Exercise directions
Reproduce the data that follows in its entirety, character for character.

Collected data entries

-*-

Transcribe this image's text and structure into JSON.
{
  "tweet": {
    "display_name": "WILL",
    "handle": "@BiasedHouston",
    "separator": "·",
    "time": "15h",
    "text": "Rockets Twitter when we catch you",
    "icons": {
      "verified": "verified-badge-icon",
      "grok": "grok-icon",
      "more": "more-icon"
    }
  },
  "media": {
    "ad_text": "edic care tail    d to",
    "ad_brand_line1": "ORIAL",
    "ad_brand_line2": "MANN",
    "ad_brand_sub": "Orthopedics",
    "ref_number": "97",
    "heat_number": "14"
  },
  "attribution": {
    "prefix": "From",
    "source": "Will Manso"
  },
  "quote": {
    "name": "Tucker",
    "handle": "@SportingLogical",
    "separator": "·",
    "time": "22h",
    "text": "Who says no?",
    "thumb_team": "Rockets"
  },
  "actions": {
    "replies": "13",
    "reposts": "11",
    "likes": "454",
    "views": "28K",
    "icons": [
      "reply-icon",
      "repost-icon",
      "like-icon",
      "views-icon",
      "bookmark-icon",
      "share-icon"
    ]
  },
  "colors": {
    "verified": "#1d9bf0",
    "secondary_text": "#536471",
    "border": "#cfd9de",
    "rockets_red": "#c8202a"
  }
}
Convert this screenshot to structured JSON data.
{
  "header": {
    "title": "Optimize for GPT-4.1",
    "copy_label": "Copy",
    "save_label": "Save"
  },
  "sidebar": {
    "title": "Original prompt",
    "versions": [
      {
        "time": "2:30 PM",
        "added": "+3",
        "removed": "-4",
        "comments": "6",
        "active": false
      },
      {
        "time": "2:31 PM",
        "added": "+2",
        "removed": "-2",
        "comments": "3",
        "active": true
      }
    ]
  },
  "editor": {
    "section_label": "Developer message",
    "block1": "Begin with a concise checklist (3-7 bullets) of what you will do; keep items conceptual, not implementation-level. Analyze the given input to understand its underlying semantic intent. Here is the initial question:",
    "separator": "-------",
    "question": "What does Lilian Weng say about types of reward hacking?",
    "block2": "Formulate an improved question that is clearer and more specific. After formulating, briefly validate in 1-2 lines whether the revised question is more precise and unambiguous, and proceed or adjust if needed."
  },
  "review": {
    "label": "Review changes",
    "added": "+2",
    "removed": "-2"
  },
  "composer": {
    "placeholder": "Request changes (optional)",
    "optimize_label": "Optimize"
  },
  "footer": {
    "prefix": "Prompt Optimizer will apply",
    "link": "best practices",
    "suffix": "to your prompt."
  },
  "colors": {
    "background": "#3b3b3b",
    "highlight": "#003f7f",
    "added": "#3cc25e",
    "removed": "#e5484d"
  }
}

-*-

Response to this task
Transcribe this image's text and structure into JSON.
{
  "tweet": {
    "display_name": "WILL",
    "handle": "@BiasedHouston",
    "separator": "·",
    "time": "15h",
    "text": "Rockets Twitter when we catch you",
    "icons": {
      "verified": "verified-badge-icon",
      "grok": "grok-icon",
      "more": "more-icon"
    }
  },
  "media": {
    "ad_text": "edic care tail    d to",
    "ad_brand_line1": "ORIAL",
    "ad_brand_line2": "MANN",
    "ad_brand_sub": "Orthopedics",
    "ref_number": "97",
    "heat_number": "14"
  },
  "attribution": {
    "prefix": "From",
    "source": "Will Manso"
  },
  "quote": {
    "name": "Tucker",
    "handle": "@SportingLogical",
    "separator": "·",
    "time": "22h",
    "text": "Who says no?",
    "thumb_team": "Rockets"
  },
  "actions": {
    "replies": "13",
    "reposts": "11",
    "likes": "454",
    "views": "28K",
    "icons": [
      "reply-icon",
      "repost-icon",
      "like-icon",
      "views-icon",
      "bookmark-icon",
      "share-icon"
    ]
  },
  "colors": {
    "verified": "#1d9bf0",
    "secondary_text": "#536471",
    "border": "#cfd9de",
    "rockets_red": "#c8202a"
  }
}
Convert this screenshot to structured JSON data.
{
  "header": {
    "title": "Optimize for GPT-4.1",
    "copy_label": "Copy",
    "save_label": "Save"
  },
  "sidebar": {
    "title": "Original prompt",
    "versions": [
      {
        "time": "2:30 PM",
        "added": "+3",
        "removed": "-4",
        "comments": "6",
        "active": false
      },
      {
        "time": "2:31 PM",
        "added": "+2",
        "removed": "-2",
        "comments": "3",
        "active": true
      }
    ]
  },
  "editor": {
    "section_label": "Developer message",
    "block1": "Begin with a concise checklist (3-7 bullets) of what you will do; keep items conceptual, not implementation-level. Analyze the given input to understand its underlying semantic intent. Here is the initial question:",
    "separator": "-------",
    "question": "What does Lilian Weng say about types of reward hacking?",
    "block2": "Formulate an improved question that is clearer and more specific. After formulating, briefly validate in 1-2 lines whether the revised question is more precise and unambiguous, and proceed or adjust if needed."
  },
  "review": {
    "label": "Review changes",
    "added": "+2",
    "removed": "-2"
  },
  "composer": {
    "placeholder": "Request changes (optional)",
    "optimize_label": "Optimize"
  },
  "footer": {
    "prefix": "Prompt Optimizer will apply",
    "link": "best practices",
    "suffix": "to your prompt."
  },
  "colors": {
    "background": "#3b3b3b",
    "highlight": "#003f7f",
    "added": "#3cc25e",
    "removed": "#e5484d"
  }
}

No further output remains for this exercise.